Exercise aim: Nothing should be left out: output all of the entries exactly.
++++++
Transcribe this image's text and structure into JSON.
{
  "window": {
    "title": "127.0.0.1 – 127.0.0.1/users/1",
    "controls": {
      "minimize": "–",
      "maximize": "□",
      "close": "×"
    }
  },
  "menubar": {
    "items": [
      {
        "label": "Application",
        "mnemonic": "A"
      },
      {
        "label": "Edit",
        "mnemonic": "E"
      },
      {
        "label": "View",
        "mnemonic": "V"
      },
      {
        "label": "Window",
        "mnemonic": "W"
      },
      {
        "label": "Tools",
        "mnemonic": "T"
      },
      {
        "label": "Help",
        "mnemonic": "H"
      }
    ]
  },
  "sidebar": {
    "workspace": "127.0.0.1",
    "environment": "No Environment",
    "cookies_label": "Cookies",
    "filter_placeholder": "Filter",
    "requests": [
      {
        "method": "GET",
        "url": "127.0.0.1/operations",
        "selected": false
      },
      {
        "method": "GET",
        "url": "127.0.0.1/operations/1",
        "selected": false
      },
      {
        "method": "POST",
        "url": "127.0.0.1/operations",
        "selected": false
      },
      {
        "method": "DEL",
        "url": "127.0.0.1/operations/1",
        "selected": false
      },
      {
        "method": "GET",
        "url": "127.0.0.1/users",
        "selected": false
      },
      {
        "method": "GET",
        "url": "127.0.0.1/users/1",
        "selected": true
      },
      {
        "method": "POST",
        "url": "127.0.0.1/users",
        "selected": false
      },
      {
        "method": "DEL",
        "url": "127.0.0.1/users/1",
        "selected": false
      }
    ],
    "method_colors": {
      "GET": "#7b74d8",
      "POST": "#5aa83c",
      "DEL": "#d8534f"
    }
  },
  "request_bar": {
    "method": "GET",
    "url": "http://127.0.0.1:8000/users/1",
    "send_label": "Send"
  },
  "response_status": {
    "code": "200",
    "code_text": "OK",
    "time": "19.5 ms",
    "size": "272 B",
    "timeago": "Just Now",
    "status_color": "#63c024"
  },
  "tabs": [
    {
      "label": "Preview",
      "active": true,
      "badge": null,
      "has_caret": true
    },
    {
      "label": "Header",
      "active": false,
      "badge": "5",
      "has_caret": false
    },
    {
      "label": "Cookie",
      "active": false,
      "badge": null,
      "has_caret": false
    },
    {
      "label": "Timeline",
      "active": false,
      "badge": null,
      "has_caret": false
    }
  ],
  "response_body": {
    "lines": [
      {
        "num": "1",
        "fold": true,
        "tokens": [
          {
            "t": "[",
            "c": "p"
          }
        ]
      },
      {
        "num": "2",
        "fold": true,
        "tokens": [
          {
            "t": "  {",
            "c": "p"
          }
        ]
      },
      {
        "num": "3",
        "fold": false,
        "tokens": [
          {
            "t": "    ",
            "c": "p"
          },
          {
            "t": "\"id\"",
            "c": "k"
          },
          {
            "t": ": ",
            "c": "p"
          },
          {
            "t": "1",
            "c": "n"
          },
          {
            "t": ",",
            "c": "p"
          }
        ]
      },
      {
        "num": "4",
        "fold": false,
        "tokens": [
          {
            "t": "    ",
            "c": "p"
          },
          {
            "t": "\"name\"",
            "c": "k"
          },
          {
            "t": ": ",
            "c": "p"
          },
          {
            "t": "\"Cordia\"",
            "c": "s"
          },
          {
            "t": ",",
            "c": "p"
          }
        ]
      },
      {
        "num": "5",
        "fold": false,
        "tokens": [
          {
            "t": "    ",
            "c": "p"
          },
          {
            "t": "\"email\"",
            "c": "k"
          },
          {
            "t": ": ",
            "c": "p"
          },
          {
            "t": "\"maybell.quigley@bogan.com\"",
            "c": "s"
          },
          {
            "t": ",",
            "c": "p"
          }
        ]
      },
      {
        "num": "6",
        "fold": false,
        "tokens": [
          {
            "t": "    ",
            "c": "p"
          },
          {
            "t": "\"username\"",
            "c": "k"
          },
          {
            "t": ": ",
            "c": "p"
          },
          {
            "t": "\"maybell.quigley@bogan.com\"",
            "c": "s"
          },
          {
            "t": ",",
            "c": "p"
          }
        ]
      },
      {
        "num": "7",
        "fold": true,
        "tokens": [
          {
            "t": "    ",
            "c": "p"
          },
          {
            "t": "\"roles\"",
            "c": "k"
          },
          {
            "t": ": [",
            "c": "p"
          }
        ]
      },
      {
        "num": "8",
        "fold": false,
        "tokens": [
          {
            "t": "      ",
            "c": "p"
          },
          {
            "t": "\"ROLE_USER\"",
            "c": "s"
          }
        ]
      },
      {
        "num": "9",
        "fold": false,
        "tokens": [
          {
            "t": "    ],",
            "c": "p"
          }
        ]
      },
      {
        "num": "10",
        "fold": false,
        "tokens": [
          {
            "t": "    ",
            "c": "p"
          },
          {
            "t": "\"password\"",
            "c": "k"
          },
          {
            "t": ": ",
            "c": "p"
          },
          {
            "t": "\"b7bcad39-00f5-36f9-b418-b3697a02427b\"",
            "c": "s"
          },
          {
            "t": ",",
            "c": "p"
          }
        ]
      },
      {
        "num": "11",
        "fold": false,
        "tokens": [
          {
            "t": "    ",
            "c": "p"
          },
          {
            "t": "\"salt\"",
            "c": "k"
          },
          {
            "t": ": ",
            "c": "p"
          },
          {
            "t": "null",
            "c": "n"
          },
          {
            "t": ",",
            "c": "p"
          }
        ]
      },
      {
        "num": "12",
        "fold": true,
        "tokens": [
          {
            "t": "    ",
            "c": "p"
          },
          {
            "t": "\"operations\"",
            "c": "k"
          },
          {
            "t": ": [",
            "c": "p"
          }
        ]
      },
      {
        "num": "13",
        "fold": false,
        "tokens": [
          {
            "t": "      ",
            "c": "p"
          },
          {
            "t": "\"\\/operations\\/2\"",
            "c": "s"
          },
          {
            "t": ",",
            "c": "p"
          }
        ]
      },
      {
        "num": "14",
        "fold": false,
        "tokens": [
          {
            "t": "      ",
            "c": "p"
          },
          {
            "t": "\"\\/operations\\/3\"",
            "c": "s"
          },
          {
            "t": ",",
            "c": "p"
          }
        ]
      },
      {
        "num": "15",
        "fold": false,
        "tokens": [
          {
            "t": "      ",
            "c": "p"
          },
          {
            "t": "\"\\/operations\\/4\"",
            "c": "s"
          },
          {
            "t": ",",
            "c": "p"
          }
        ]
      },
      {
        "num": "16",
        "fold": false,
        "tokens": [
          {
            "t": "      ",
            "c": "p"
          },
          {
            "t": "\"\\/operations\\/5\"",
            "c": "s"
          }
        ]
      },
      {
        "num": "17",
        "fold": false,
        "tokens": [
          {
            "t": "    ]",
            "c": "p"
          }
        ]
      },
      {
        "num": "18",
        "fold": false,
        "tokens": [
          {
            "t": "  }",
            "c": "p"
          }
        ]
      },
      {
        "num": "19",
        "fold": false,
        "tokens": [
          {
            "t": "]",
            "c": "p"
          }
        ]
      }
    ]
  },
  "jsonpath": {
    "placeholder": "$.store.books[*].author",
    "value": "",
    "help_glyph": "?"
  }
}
++++++
The output:
Transcribe this image's text and structure into JSON.
{
  "window": {
    "title": "127.0.0.1 – 127.0.0.1/users/1",
    "controls": {
      "minimize": "–",
      "maximize": "□",
      "close": "×"
    }
  },
  "menubar": {
    "items": [
      {
        "label": "Application",
        "mnemonic": "A"
      },
      {
        "label": "Edit",
        "mnemonic": "E"
      },
      {
        "label": "View",
        "mnemonic": "V"
      },
      {
        "label": "Window",
        "mnemonic": "W"
      },
      {
        "label": "Tools",
        "mnemonic": "T"
      },
      {
        "label": "Help",
        "mnemonic": "H"
      }
    ]
  },
  "sidebar": {
    "workspace": "127.0.0.1",
    "environment": "No Environment",
    "cookies_label": "Cookies",
    "filter_placeholder": "Filter",
    "requests": [
      {
        "method": "GET",
        "url": "127.0.0.1/operations",
        "selected": false
      },
      {
        "method": "GET",
        "url": "127.0.0.1/operations/1",
        "selected": false
      },
      {
        "method": "POST",
        "url": "127.0.0.1/operations",
        "selected": false
      },
      {
        "method": "DEL",
        "url": "127.0.0.1/operations/1",
        "selected": false
      },
      {
        "method": "GET",
        "url": "127.0.0.1/users",
        "selected": false
      },
      {
        "method": "GET",
        "url": "127.0.0.1/users/1",
        "selected": true
      },
      {
        "method": "POST",
        "url": "127.0.0.1/users",
        "selected": false
      },
      {
        "method": "DEL",
        "url": "127.0.0.1/users/1",
        "selected": false
      }
    ],
    "method_colors": {
      "GET": "#7b74d8",
      "POST": "#5aa83c",
      "DEL": "#d8534f"
    }
  },
  "request_bar": {
    "method": "GET",
    "url": "http://127.0.0.1:8000/users/1",
    "send_label": "Send"
  },
  "response_status": {
    "code": "200",
    "code_text": "OK",
    "time": "19.5 ms",
    "size": "272 B",
    "timeago": "Just Now",
    "status_color": "#63c024"
  },
  "tabs": [
    {
      "label": "Preview",
      "active": true,
      "badge": null,
      "has_caret": true
    },
    {
      "label": "Header",
      "active": false,
      "badge": "5",
      "has_caret": false
    },
    {
      "label": "Cookie",
      "active": false,
      "badge": null,
      "has_caret": false
    },
    {
      "label": "Timeline",
      "active": false,
      "badge": null,
      "has_caret": false
    }
  ],
  "response_body": {
    "lines": [
      {
        "num": "1",
        "fold": true,
        "tokens": [
          {
            "t": "[",
            "c": "p"
          }
        ]
      },
      {
        "num": "2",
        "fold": true,
        "tokens": [
          {
            "t": "  {",
            "c": "p"
          }
        ]
      },
      {
        "num": "3",
        "fold": false,
        "tokens": [
          {
            "t": "    ",
            "c": "p"
          },
          {
            "t": "\"id\"",
            "c": "k"
          },
          {
            "t": ": ",
            "c": "p"
          },
          {
            "t": "1",
            "c": "n"
          },
          {
            "t": ",",
            "c": "p"
          }
        ]
      },
      {
        "num": "4",
        "fold": false,
        "tokens": [
          {
            "t": "    ",
            "c": "p"
          },
          {
            "t": "\"name\"",
            "c": "k"
          },
          {
            "t": ": ",
            "c": "p"
          },
          {
            "t": "\"Cordia\"",
            "c": "s"
          },
          {
            "t": ",",
            "c": "p"
          }
        ]
      },
      {
        "num": "5",
        "fold": false,
        "tokens": [
          {
            "t": "    ",
            "c": "p"
          },
          {
            "t": "\"email\"",
            "c": "k"
          },
          {
            "t": ": ",
            "c": "p"
          },
          {
            "t": "\"maybell.quigley@bogan.com\"",
            "c": "s"
          },
          {
            "t": ",",
            "c": "p"
          }
        ]
      },
      {
        "num": "6",
        "fold": false,
        "tokens": [
          {
            "t": "    ",
            "c": "p"
          },
          {
            "t": "\"username\"",
            "c": "k"
          },
          {
            "t": ": ",
            "c": "p"
          },
          {
            "t": "\"maybell.quigley@bogan.com\"",
            "c": "s"
          },
          {
            "t": ",",
            "c": "p"
          }
        ]
      },
      {
        "num": "7",
        "fold": true,
        "tokens": [
          {
            "t": "    ",
            "c": "p"
          },
          {
            "t": "\"roles\"",
            "c": "k"
          },
          {
            "t": ": [",
            "c": "p"
          }
        ]
      },
      {
        "num": "8",
        "fold": false,
        "tokens": [
          {
            "t": "      ",
            "c": "p"
          },
          {
            "t": "\"ROLE_USER\"",
            "c": "s"
          }
        ]
      },
      {
        "num": "9",
        "fold": false,
        "tokens": [
          {
            "t": "    ],",
            "c": "p"
          }
        ]
      },
      {
        "num": "10",
        "fold": false,
        "tokens": [
          {
            "t": "    ",
            "c": "p"
          },
          {
            "t": "\"password\"",
            "c": "k"
          },
          {
            "t": ": ",
            "c": "p"
          },
          {
            "t": "\"b7bcad39-00f5-36f9-b418-b3697a02427b\"",
            "c": "s"
          },
          {
            "t": ",",
            "c": "p"
          }
        ]
      },
      {
        "num": "11",
        "fold": false,
        "tokens": [
          {
            "t": "    ",
            "c": "p"
          },
          {
            "t": "\"salt\"",
            "c": "k"
          },
          {
            "t": ": ",
            "c": "p"
          },
          {
            "t": "null",
            "c": "n"
          },
          {
            "t": ",",
            "c": "p"
          }
        ]
      },
      {
        "num": "12",
        "fold": true,
        "tokens": [
          {
            "t": "    ",
            "c": "p"
          },
          {
            "t": "\"operations\"",
            "c": "k"
          },
          {
            "t": ": [",
            "c": "p"
          }
        ]
      },
      {
        "num": "13",
        "fold": false,
        "tokens": [
          {
            "t": "      ",
            "c": "p"
          },
          {
            "t": "\"\\/operations\\/2\"",
            "c": "s"
          },
          {
            "t": ",",
            "c": "p"
          }
        ]
      },
      {
        "num": "14",
        "fold": false,
        "tokens": [
          {
            "t": "      ",
            "c": "p"
          },
          {
            "t": "\"\\/operations\\/3\"",
            "c": "s"
          },
          {
            "t": ",",
            "c": "p"
          }
        ]
      },
      {
        "num": "15",
        "fold": false,
        "tokens": [
          {
            "t": "      ",
            "c": "p"
          },
          {
            "t": "\"\\/operations\\/4\"",
            "c": "s"
          },
          {
            "t": ",",
            "c": "p"
          }
        ]
      },
      {
        "num": "16",
        "fold": false,
        "tokens": [
          {
            "t": "      ",
            "c": "p"
          },
          {
            "t": "\"\\/operations\\/5\"",
            "c": "s"
          }
        ]
      },
      {
        "num": "17",
        "fold": false,
        "tokens": [
          {
            "t": "    ]",
            "c": "p"
          }
        ]
      },
      {
        "num": "18",
        "fold": false,
        "tokens": [
          {
            "t": "  }",
            "c": "p"
          }
        ]
      },
      {
        "num": "19",
        "fold": false,
        "tokens": [
          {
            "t": "]",
            "c": "p"
          }
        ]
      }
    ]
  },
  "jsonpath": {
    "placeholder": "$.store.books[*].author",
    "value": "",
    "help_glyph": "?"
  }
}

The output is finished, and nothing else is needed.